## What you need to do
Below is a set of records; restate each one word for word.

Figure collection entries:
■ ■ ■ ■ ■ ■ ■

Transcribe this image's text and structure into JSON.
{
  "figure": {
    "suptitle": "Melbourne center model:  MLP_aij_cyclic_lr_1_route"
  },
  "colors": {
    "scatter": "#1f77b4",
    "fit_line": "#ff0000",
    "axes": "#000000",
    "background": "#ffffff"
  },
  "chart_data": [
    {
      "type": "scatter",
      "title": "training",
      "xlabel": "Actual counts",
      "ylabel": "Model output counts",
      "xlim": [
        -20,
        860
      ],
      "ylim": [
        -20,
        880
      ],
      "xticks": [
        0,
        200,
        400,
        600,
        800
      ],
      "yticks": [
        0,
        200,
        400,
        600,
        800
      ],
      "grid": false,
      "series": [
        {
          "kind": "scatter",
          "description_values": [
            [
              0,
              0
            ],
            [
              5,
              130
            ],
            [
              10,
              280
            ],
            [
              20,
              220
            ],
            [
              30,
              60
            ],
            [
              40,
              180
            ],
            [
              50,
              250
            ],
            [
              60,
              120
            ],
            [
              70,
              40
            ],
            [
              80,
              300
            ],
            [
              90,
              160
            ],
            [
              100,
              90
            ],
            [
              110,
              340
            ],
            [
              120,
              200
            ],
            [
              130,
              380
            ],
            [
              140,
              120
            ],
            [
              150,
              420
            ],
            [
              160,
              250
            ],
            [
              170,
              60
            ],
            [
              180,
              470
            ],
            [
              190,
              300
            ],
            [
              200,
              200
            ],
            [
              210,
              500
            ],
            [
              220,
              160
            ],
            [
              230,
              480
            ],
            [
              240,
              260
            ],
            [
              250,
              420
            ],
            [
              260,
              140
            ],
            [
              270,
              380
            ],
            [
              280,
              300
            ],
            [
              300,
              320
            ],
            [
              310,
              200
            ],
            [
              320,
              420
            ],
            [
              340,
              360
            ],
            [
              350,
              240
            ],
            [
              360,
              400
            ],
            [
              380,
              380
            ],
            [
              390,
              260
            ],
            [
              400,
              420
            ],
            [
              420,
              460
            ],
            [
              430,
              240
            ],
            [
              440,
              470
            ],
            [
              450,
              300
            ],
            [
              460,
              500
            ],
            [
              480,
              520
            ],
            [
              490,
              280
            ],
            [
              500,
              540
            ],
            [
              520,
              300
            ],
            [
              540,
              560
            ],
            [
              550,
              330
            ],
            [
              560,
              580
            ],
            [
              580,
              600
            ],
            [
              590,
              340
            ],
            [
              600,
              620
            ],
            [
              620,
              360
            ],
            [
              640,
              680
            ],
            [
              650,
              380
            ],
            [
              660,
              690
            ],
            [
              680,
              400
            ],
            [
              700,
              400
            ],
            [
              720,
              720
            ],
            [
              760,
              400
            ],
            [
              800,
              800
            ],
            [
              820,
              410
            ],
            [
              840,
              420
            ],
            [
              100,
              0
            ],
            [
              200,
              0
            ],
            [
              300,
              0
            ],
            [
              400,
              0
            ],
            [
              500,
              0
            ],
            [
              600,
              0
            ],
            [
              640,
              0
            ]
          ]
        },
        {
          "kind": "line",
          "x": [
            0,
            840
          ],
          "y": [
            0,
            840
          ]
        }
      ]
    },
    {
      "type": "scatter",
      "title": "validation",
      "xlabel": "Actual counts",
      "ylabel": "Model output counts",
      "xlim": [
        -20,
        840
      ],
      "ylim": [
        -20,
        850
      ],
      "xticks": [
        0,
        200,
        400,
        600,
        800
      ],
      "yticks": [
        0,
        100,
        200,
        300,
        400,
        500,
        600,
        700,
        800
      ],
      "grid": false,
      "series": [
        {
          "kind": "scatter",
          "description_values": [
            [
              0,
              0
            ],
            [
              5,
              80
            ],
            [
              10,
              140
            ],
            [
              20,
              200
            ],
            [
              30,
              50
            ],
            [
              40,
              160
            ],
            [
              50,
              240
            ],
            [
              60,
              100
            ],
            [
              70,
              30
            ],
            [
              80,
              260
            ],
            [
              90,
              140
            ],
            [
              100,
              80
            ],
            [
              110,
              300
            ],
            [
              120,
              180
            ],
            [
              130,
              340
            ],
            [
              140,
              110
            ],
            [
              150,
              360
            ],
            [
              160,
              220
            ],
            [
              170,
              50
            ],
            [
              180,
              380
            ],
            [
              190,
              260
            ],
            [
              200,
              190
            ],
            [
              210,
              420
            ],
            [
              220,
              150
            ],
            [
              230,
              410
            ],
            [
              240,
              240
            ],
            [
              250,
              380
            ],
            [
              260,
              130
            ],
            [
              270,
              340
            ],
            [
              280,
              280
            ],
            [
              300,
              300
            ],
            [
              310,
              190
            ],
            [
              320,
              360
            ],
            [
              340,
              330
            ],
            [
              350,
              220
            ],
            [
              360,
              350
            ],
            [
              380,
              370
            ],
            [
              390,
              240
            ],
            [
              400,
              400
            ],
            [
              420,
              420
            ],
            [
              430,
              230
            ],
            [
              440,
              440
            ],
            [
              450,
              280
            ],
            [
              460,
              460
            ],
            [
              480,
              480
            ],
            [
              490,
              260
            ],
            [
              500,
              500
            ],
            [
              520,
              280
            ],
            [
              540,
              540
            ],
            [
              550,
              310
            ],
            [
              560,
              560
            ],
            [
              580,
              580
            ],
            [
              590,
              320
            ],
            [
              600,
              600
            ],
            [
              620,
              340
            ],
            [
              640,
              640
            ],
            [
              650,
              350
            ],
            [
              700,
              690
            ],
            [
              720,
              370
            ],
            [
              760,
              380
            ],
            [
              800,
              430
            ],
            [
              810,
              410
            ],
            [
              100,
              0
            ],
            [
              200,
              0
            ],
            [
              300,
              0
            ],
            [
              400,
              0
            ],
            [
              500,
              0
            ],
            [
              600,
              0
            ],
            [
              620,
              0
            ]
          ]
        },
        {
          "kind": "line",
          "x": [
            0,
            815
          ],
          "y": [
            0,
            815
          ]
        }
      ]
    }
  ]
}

■ ■ ■ ■ ■ ■ ■

## Written response
Transcribe this image's text and structure into JSON.
{
  "figure": {
    "suptitle": "Melbourne center model:  MLP_aij_cyclic_lr_1_route"
  },
  "colors": {
    "scatter": "#1f77b4",
    "fit_line": "#ff0000",
    "axes": "#000000",
    "background": "#ffffff"
  },
  "chart_data": [
    {
      "type": "scatter",
      "title": "training",
      "xlabel": "Actual counts",
      "ylabel": "Model output counts",
      "xlim": [
        -20,
        860
      ],
      "ylim": [
        -20,
        880
      ],
      "xticks": [
        0,
        200,
        400,
        600,
        800
      ],
      "yticks": [
        0,
        200,
        400,
        600,
        800
      ],
      "grid": false,
      "series": [
        {
          "kind": "scatter",
          "description_values": [
            [
              0,
              0
            ],
            [
              5,
              130
            ],
            [
              10,
              280
            ],
            [
              20,
              220
            ],
            [
              30,
              60
            ],
            [
              40,
              180
            ],
            [
              50,
              250
            ],
            [
              60,
              120
            ],
            [
              70,
              40
            ],
            [
              80,
              300
            ],
            [
              90,
              160
            ],
            [
              100,
              90
            ],
            [
              110,
              340
            ],
            [
              120,
              200
            ],
            [
              130,
              380
            ],
            [
              140,
              120
            ],
            [
              150,
              420
            ],
            [
              160,
              250
            ],
            [
              170,
              60
            ],
            [
              180,
              470
            ],
            [
              190,
              300
            ],
            [
              200,
              200
            ],
            [
              210,
              500
            ],
            [
              220,
              160
            ],
            [
              230,
              480
            ],
            [
              240,
              260
            ],
            [
              250,
              420
            ],
            [
              260,
              140
            ],
            [
              270,
              380
            ],
            [
              280,
              300
            ],
            [
              300,
              320
            ],
            [
              310,
              200
            ],
            [
              320,
              420
            ],
            [
              340,
              360
            ],
            [
              350,
              240
            ],
            [
              360,
              400
            ],
            [
              380,
              380
            ],
            [
              390,
              260
            ],
            [
              400,
              420
            ],
            [
              420,
              460
            ],
            [
              430,
              240
            ],
            [
              440,
              470
            ],
            [
              450,
              300
            ],
            [
              460,
              500
            ],
            [
              480,
              520
            ],
            [
              490,
              280
            ],
            [
              500,
              540
            ],
            [
              520,
              300
            ],
            [
              540,
              560
            ],
            [
              550,
              330
            ],
            [
              560,
              580
            ],
            [
              580,
              600
            ],
            [
              590,
              340
            ],
            [
              600,
              620
            ],
            [
              620,
              360
            ],
            [
              640,
              680
            ],
            [
              650,
              380
            ],
            [
              660,
              690
            ],
            [
              680,
              400
            ],
            [
              700,
              400
            ],
            [
              720,
              720
            ],
            [
              760,
              400
            ],
            [
              800,
              800
            ],
            [
              820,
              410
            ],
            [
              840,
              420
            ],
            [
              100,
              0
            ],
            [
              200,
              0
            ],
            [
              300,
              0
            ],
            [
              400,
              0
            ],
            [
              500,
              0
            ],
            [
              600,
              0
            ],
            [
              640,
              0
            ]
          ]
        },
        {
          "kind": "line",
          "x": [
            0,
            840
          ],
          "y": [
            0,
            840
          ]
        }
      ]
    },
    {
      "type": "scatter",
      "title": "validation",
      "xlabel": "Actual counts",
      "ylabel": "Model output counts",
      "xlim": [
        -20,
        840
      ],
      "ylim": [
        -20,
        850
      ],
      "xticks": [
        0,
        200,
        400,
        600,
        800
      ],
      "yticks": [
        0,
        100,
        200,
        300,
        400,
        500,
        600,
        700,
        800
      ],
      "grid": false,
      "series": [
        {
          "kind": "scatter",
          "description_values": [
            [
              0,
              0
            ],
            [
              5,
              80
            ],
            [
              10,
              140
            ],
            [
              20,
              200
            ],
            [
              30,
              50
            ],
            [
              40,
              160
            ],
            [
              50,
              240
            ],
            [
              60,
              100
            ],
            [
              70,
              30
            ],
            [
              80,
              260
            ],
            [
              90,
              140
            ],
            [
              100,
              80
            ],
            [
              110,
              300
            ],
            [
              120,
              180
            ],
            [
              130,
              340
            ],
            [
              140,
              110
            ],
            [
              150,
              360
            ],
            [
              160,
              220
            ],
            [
              170,
              50
            ],
            [
              180,
              380
            ],
            [
              190,
              260
            ],
            [
              200,
              190
            ],
            [
              210,
              420
            ],
            [
              220,
              150
            ],
            [
              230,
              410
            ],
            [
              240,
              240
            ],
            [
              250,
              380
            ],
            [
              260,
              130
            ],
            [
              270,
              340
            ],
            [
              280,
              280
            ],
            [
              300,
              300
            ],
            [
              310,
              190
            ],
            [
              320,
              360
            ],
            [
              340,
              330
            ],
            [
              350,
              220
            ],
            [
              360,
              350
            ],
            [
              380,
              370
            ],
            [
              390,
              240
            ],
            [
              400,
              400
            ],
            [
              420,
              420
            ],
            [
              430,
              230
            ],
            [
              440,
              440
            ],
            [
              450,
              280
            ],
            [
              460,
              460
            ],
            [
              480,
              480
            ],
            [
              490,
              260
            ],
            [
              500,
              500
            ],
            [
              520,
              280
            ],
            [
              540,
              540
            ],
            [
              550,
              310
            ],
            [
              560,
              560
            ],
            [
              580,
              580
            ],
            [
              590,
              320
            ],
            [
              600,
              600
            ],
            [
              620,
              340
            ],
            [
              640,
              640
            ],
            [
              650,
              350
            ],
            [
              700,
              690
            ],
            [
              720,
              370
            ],
            [
              760,
              380
            ],
            [
              800,
              430
            ],
            [
              810,
              410
            ],
            [
              100,
              0
            ],
            [
              200,
              0
            ],
            [
              300,
              0
            ],
            [
              400,
              0
            ],
            [
              500,
              0
            ],
            [
              600,
              0
            ],
            [
              620,
              0
            ]
          ]
        },
        {
          "kind": "line",
          "x": [
            0,
            815
          ],
          "y": [
            0,
            815
          ]
        }
      ]
    }
  ]
}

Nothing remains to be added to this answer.